▶ [EXERCISE] Say how many lines of the listing below contain "image", giving the number and nothing else.

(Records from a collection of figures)
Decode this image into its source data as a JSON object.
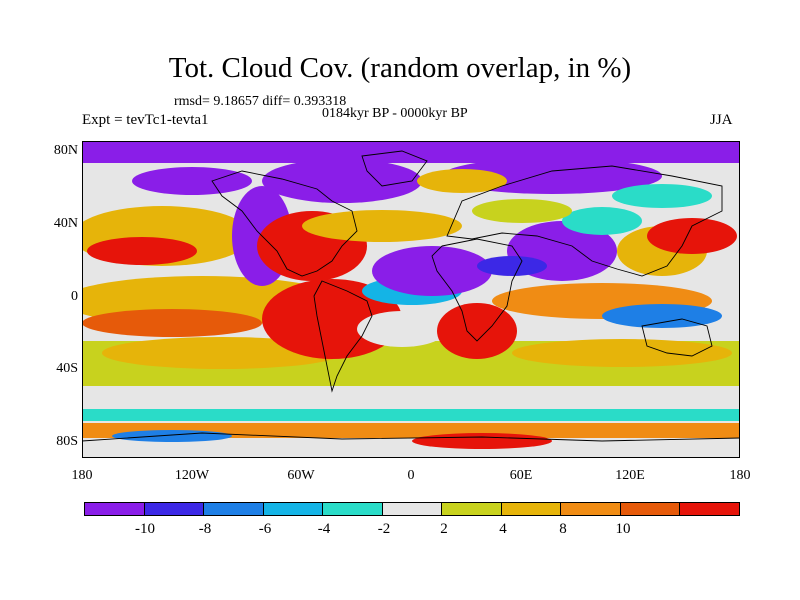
{
  "title": "Tot. Cloud Cov. (random overlap, in %)",
  "stats": "rmsd= 9.18657 diff= 0.393318",
  "period": "0184kyr BP - 0000kyr BP",
  "experiment": "Expt = tevTc1-tevta1",
  "season": "JJA",
  "lat_labels": [
    "80N",
    "40N",
    "0",
    "40S",
    "80S"
  ],
  "lon_labels": [
    "180",
    "120W",
    "60W",
    "0",
    "60E",
    "120E",
    "180"
  ],
  "colorbar": {
    "labels": [
      "-10",
      "-8",
      "-6",
      "-4",
      "-2",
      "2",
      "4",
      "8",
      "10"
    ],
    "colors": [
      "#8a1ee8",
      "#3c28e6",
      "#1e7fe6",
      "#14b4e6",
      "#2adcc8",
      "#e6e6e6",
      "#c8d21e",
      "#e6b40a",
      "#f08c14",
      "#e65a0a",
      "#e6140a"
    ]
  },
  "icons": [
    "world-coastline-map"
  ]
}
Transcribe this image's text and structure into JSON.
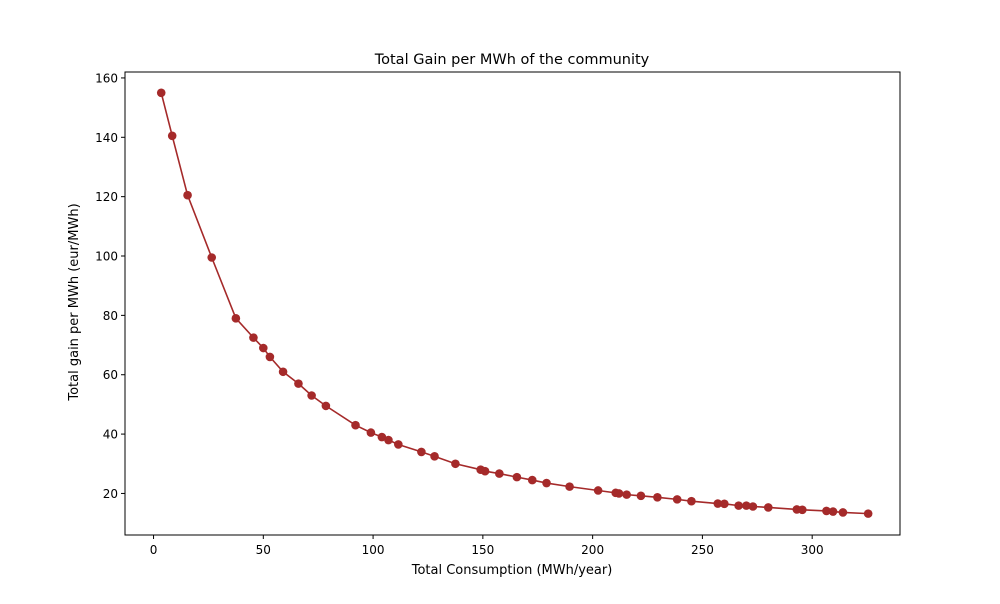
{
  "chart_data": {
    "type": "line",
    "title": "Total Gain per MWh of the community",
    "xlabel": "Total Consumption (MWh/year)",
    "ylabel": "Total gain per MWh (eur/MWh)",
    "xlim": [
      -13,
      340
    ],
    "ylim": [
      6,
      162
    ],
    "xticks": [
      0,
      50,
      100,
      150,
      200,
      250,
      300
    ],
    "yticks": [
      20,
      40,
      60,
      80,
      100,
      120,
      140,
      160
    ],
    "grid": false,
    "color": "#a52a2a",
    "series": [
      {
        "x": [
          3.5,
          8.5,
          15.5,
          26.5,
          37.5,
          45.5,
          50,
          53,
          59,
          66,
          72,
          78.5,
          92,
          99,
          104,
          107,
          111.5,
          122,
          128,
          137.5,
          149,
          151,
          157.5,
          165.5,
          172.5,
          179,
          189.5,
          202.5,
          210.5,
          212,
          215.5,
          222,
          229.5,
          238.5,
          245,
          257,
          260,
          266.5,
          270,
          273,
          280,
          293,
          295.5,
          306.5,
          309.5,
          314,
          325.5
        ],
        "y": [
          155,
          140.5,
          120.5,
          99.5,
          79,
          72.5,
          69,
          66,
          61,
          57,
          53,
          49.5,
          43,
          40.5,
          39,
          38,
          36.5,
          34,
          32.5,
          30,
          28,
          27.5,
          26.7,
          25.5,
          24.5,
          23.5,
          22.3,
          21,
          20.2,
          20,
          19.6,
          19.2,
          18.7,
          18,
          17.4,
          16.6,
          16.5,
          15.9,
          15.9,
          15.6,
          15.3,
          14.6,
          14.5,
          14.1,
          13.9,
          13.6,
          13.2
        ]
      }
    ]
  }
}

▶ [FULL ANSWER] 2